JOB: Read the data and repeat it in full, exactly.

DATA SHOWN:
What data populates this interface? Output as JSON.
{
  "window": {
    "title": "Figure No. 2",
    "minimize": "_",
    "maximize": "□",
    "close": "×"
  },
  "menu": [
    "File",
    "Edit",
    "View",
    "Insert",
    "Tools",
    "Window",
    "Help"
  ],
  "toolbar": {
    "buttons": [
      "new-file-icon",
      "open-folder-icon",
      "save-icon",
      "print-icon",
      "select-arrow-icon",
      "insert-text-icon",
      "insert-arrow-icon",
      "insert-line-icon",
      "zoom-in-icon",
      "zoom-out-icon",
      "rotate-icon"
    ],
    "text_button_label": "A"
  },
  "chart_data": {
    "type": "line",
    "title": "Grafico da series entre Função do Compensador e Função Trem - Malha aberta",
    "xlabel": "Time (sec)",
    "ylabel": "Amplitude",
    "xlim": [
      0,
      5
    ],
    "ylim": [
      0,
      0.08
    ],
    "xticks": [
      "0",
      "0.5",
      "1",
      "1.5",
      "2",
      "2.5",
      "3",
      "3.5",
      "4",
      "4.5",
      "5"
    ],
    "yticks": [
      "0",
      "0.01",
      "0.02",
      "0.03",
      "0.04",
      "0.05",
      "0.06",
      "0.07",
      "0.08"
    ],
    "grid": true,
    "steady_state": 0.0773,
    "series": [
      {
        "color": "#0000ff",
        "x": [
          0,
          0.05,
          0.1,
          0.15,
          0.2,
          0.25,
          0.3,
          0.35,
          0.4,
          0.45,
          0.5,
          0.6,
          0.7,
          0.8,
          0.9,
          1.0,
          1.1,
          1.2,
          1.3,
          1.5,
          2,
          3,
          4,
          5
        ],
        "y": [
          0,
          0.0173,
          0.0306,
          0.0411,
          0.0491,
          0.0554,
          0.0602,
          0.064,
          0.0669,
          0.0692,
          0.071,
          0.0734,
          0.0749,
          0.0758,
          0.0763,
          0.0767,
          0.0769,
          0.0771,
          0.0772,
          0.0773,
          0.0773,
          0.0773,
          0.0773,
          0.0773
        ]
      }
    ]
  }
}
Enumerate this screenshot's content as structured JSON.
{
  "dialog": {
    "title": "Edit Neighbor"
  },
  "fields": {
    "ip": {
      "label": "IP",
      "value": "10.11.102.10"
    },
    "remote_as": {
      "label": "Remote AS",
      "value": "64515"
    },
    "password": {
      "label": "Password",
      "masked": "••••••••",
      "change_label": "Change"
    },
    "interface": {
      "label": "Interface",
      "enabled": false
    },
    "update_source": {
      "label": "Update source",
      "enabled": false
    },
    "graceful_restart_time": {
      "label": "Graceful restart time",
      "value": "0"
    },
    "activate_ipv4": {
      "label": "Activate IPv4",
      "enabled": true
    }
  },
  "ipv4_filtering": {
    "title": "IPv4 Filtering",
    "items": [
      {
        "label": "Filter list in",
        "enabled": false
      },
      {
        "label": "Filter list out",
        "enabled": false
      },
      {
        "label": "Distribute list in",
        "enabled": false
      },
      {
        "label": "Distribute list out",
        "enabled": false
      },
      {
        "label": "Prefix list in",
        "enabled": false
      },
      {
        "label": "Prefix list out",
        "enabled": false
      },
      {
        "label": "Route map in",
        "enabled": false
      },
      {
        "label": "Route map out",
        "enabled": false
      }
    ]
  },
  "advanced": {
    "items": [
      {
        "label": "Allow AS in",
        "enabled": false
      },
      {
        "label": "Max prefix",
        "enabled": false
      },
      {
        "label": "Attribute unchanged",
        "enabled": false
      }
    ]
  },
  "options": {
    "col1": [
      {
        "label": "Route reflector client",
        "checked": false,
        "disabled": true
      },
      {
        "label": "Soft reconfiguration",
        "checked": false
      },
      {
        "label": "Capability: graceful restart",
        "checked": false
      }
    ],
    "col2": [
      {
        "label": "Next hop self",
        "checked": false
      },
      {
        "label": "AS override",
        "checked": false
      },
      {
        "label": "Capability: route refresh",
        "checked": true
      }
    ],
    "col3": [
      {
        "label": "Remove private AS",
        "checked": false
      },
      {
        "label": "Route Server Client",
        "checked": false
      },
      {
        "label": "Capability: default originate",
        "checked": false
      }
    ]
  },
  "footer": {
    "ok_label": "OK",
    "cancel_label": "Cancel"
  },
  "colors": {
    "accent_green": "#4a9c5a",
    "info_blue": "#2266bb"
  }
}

RESPONSE:
What data populates this interface? Output as JSON.
{
  "window": {
    "title": "Figure No. 2",
    "minimize": "_",
    "maximize": "□",
    "close": "×"
  },
  "menu": [
    "File",
    "Edit",
    "View",
    "Insert",
    "Tools",
    "Window",
    "Help"
  ],
  "toolbar": {
    "buttons": [
      "new-file-icon",
      "open-folder-icon",
      "save-icon",
      "print-icon",
      "select-arrow-icon",
      "insert-text-icon",
      "insert-arrow-icon",
      "insert-line-icon",
      "zoom-in-icon",
      "zoom-out-icon",
      "rotate-icon"
    ],
    "text_button_label": "A"
  },
  "chart_data": {
    "type": "line",
    "title": "Grafico da series entre Função do Compensador e Função Trem - Malha aberta",
    "xlabel": "Time (sec)",
    "ylabel": "Amplitude",
    "xlim": [
      0,
      5
    ],
    "ylim": [
      0,
      0.08
    ],
    "xticks": [
      "0",
      "0.5",
      "1",
      "1.5",
      "2",
      "2.5",
      "3",
      "3.5",
      "4",
      "4.5",
      "5"
    ],
    "yticks": [
      "0",
      "0.01",
      "0.02",
      "0.03",
      "0.04",
      "0.05",
      "0.06",
      "0.07",
      "0.08"
    ],
    "grid": true,
    "steady_state": 0.0773,
    "series": [
      {
        "color": "#0000ff",
        "x": [
          0,
          0.05,
          0.1,
          0.15,
          0.2,
          0.25,
          0.3,
          0.35,
          0.4,
          0.45,
          0.5,
          0.6,
          0.7,
          0.8,
          0.9,
          1.0,
          1.1,
          1.2,
          1.3,
          1.5,
          2,
          3,
          4,
          5
        ],
        "y": [
          0,
          0.0173,
          0.0306,
          0.0411,
          0.0491,
          0.0554,
          0.0602,
          0.064,
          0.0669,
          0.0692,
          0.071,
          0.0734,
          0.0749,
          0.0758,
          0.0763,
          0.0767,
          0.0769,
          0.0771,
          0.0772,
          0.0773,
          0.0773,
          0.0773,
          0.0773,
          0.0773
        ]
      }
    ]
  }
}
Enumerate this screenshot's content as structured JSON.
{
  "dialog": {
    "title": "Edit Neighbor"
  },
  "fields": {
    "ip": {
      "label": "IP",
      "value": "10.11.102.10"
    },
    "remote_as": {
      "label": "Remote AS",
      "value": "64515"
    },
    "password": {
      "label": "Password",
      "masked": "••••••••",
      "change_label": "Change"
    },
    "interface": {
      "label": "Interface",
      "enabled": false
    },
    "update_source": {
      "label": "Update source",
      "enabled": false
    },
    "graceful_restart_time": {
      "label": "Graceful restart time",
      "value": "0"
    },
    "activate_ipv4": {
      "label": "Activate IPv4",
      "enabled": true
    }
  },
  "ipv4_filtering": {
    "title": "IPv4 Filtering",
    "items": [
      {
        "label": "Filter list in",
        "enabled": false
      },
      {
        "label": "Filter list out",
        "enabled": false
      },
      {
        "label": "Distribute list in",
        "enabled": false
      },
      {
        "label": "Distribute list out",
        "enabled": false
      },
      {
        "label": "Prefix list in",
        "enabled": false
      },
      {
        "label": "Prefix list out",
        "enabled": false
      },
      {
        "label": "Route map in",
        "enabled": false
      },
      {
        "label": "Route map out",
        "enabled": false
      }
    ]
  },
  "advanced": {
    "items": [
      {
        "label": "Allow AS in",
        "enabled": false
      },
      {
        "label": "Max prefix",
        "enabled": false
      },
      {
        "label": "Attribute unchanged",
        "enabled": false
      }
    ]
  },
  "options": {
    "col1": [
      {
        "label": "Route reflector client",
        "checked": false,
        "disabled": true
      },
      {
        "label": "Soft reconfiguration",
        "checked": false
      },
      {
        "label": "Capability: graceful restart",
        "checked": false
      }
    ],
    "col2": [
      {
        "label": "Next hop self",
        "checked": false
      },
      {
        "label": "AS override",
        "checked": false
      },
      {
        "label": "Capability: route refresh",
        "checked": true
      }
    ],
    "col3": [
      {
        "label": "Remove private AS",
        "checked": false
      },
      {
        "label": "Route Server Client",
        "checked": false
      },
      {
        "label": "Capability: default originate",
        "checked": false
      }
    ]
  },
  "footer": {
    "ok_label": "OK",
    "cancel_label": "Cancel"
  },
  "colors": {
    "accent_green": "#4a9c5a",
    "info_blue": "#2266bb"
  }
}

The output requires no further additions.